## GIVEN EXERCISE:
All the data below goes into the copy word for word, but the pictures don't.
* START ENTRIES SHOWN *
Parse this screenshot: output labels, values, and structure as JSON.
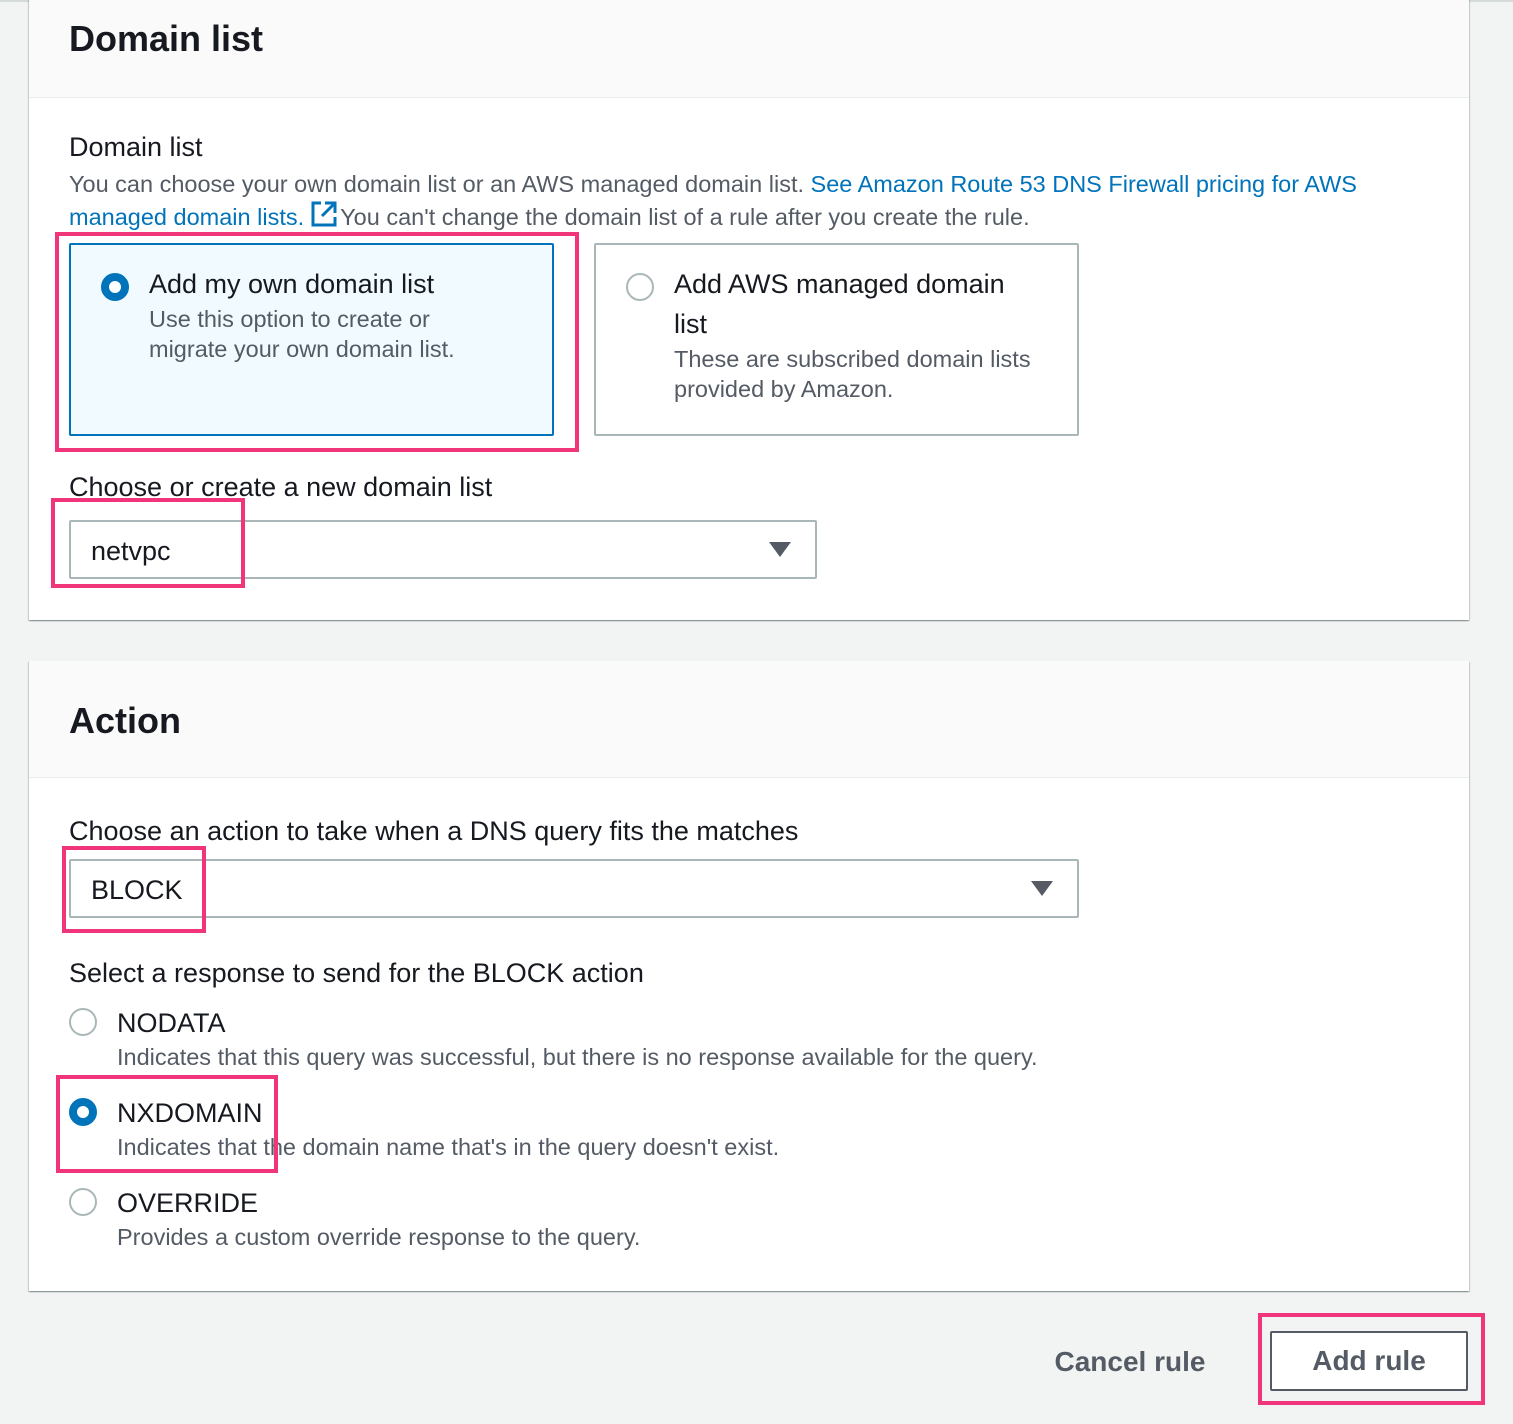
{
  "domain_list_section": {
    "title": "Domain list",
    "field_label": "Domain list",
    "description_text": "You can choose your own domain list or an AWS managed domain list. ",
    "pricing_link_text": "See Amazon Route 53 DNS Firewall pricing for AWS managed domain lists.",
    "description_suffix": "You can't change the domain list of a rule after you create the rule.",
    "tiles": [
      {
        "title": "Add my own domain list",
        "description": "Use this option to create or migrate your own domain list.",
        "selected": true
      },
      {
        "title": "Add AWS managed domain list",
        "description": "These are subscribed domain lists provided by Amazon.",
        "selected": false
      }
    ],
    "select_label": "Choose or create a new domain list",
    "select_value": "netvpc"
  },
  "action_section": {
    "title": "Action",
    "select_label": "Choose an action to take when a DNS query fits the matches",
    "select_value": "BLOCK",
    "response_label": "Select a response to send for the BLOCK action",
    "options": [
      {
        "label": "NODATA",
        "description": "Indicates that this query was successful, but there is no response available for the query.",
        "selected": false
      },
      {
        "label": "NXDOMAIN",
        "description": "Indicates that the domain name that's in the query doesn't exist.",
        "selected": true
      },
      {
        "label": "OVERRIDE",
        "description": "Provides a custom override response to the query.",
        "selected": false
      }
    ]
  },
  "footer": {
    "cancel_label": "Cancel rule",
    "submit_label": "Add rule"
  },
  "colors": {
    "accent": "#0073bb",
    "highlight": "#f0357a",
    "background": "#f2f3f3"
  }
}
* END ENTRIES SHOWN *
## OUTPUT FOR THIS EXERCISE:
Parse this screenshot: output labels, values, and structure as JSON.
{
  "domain_list_section": {
    "title": "Domain list",
    "field_label": "Domain list",
    "description_text": "You can choose your own domain list or an AWS managed domain list. ",
    "pricing_link_text": "See Amazon Route 53 DNS Firewall pricing for AWS managed domain lists.",
    "description_suffix": "You can't change the domain list of a rule after you create the rule.",
    "tiles": [
      {
        "title": "Add my own domain list",
        "description": "Use this option to create or migrate your own domain list.",
        "selected": true
      },
      {
        "title": "Add AWS managed domain list",
        "description": "These are subscribed domain lists provided by Amazon.",
        "selected": false
      }
    ],
    "select_label": "Choose or create a new domain list",
    "select_value": "netvpc"
  },
  "action_section": {
    "title": "Action",
    "select_label": "Choose an action to take when a DNS query fits the matches",
    "select_value": "BLOCK",
    "response_label": "Select a response to send for the BLOCK action",
    "options": [
      {
        "label": "NODATA",
        "description": "Indicates that this query was successful, but there is no response available for the query.",
        "selected": false
      },
      {
        "label": "NXDOMAIN",
        "description": "Indicates that the domain name that's in the query doesn't exist.",
        "selected": true
      },
      {
        "label": "OVERRIDE",
        "description": "Provides a custom override response to the query.",
        "selected": false
      }
    ]
  },
  "footer": {
    "cancel_label": "Cancel rule",
    "submit_label": "Add rule"
  },
  "colors": {
    "accent": "#0073bb",
    "highlight": "#f0357a",
    "background": "#f2f3f3"
  }
}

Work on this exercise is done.